* **Given records**
--- START ---

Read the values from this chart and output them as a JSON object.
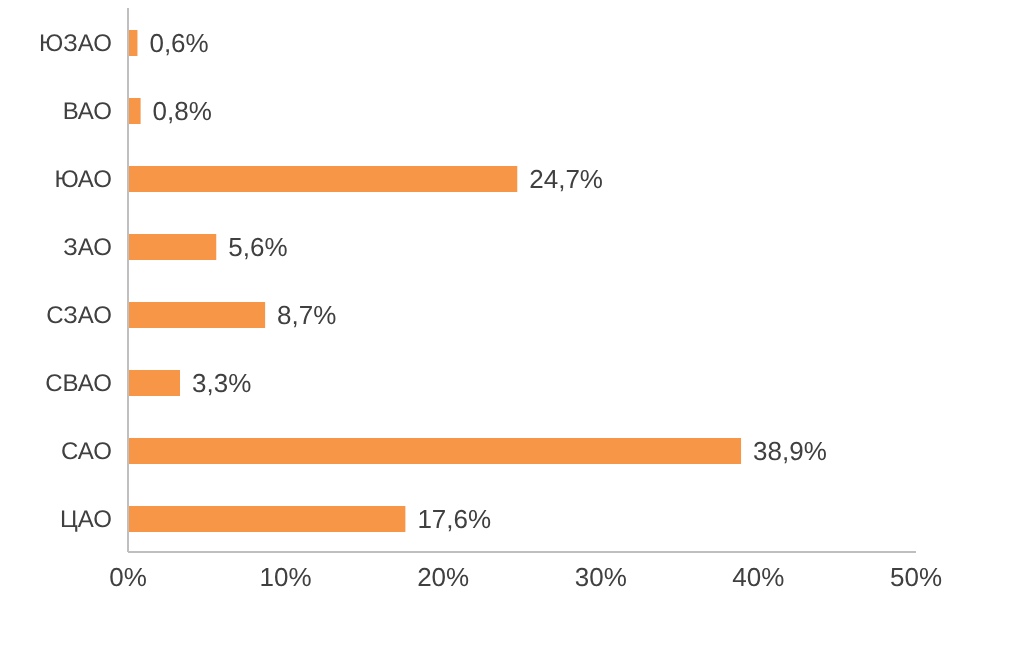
{
  "chart_data": {
    "type": "bar",
    "orientation": "horizontal",
    "categories": [
      "ЮЗАО",
      "ВАО",
      "ЮАО",
      "ЗАО",
      "СЗАО",
      "СВАО",
      "САО",
      "ЦАО"
    ],
    "values": [
      0.6,
      0.8,
      24.7,
      5.6,
      8.7,
      3.3,
      38.9,
      17.6
    ],
    "value_labels": [
      "0,6%",
      "0,8%",
      "24,7%",
      "5,6%",
      "8,7%",
      "3,3%",
      "38,9%",
      "17,6%"
    ],
    "color": "#f79646",
    "xlim": [
      0,
      50
    ],
    "xticks": [
      {
        "value": 0,
        "label": "0%"
      },
      {
        "value": 10,
        "label": "10%"
      },
      {
        "value": 20,
        "label": "20%"
      },
      {
        "value": 30,
        "label": "30%"
      },
      {
        "value": 40,
        "label": "40%"
      },
      {
        "value": 50,
        "label": "50%"
      }
    ],
    "grid": false,
    "legend": false
  }
}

--- END ---

* **Aim**
Give the number of lines in the data that contain "values", with no other words.

* **Solution to this exercise**
2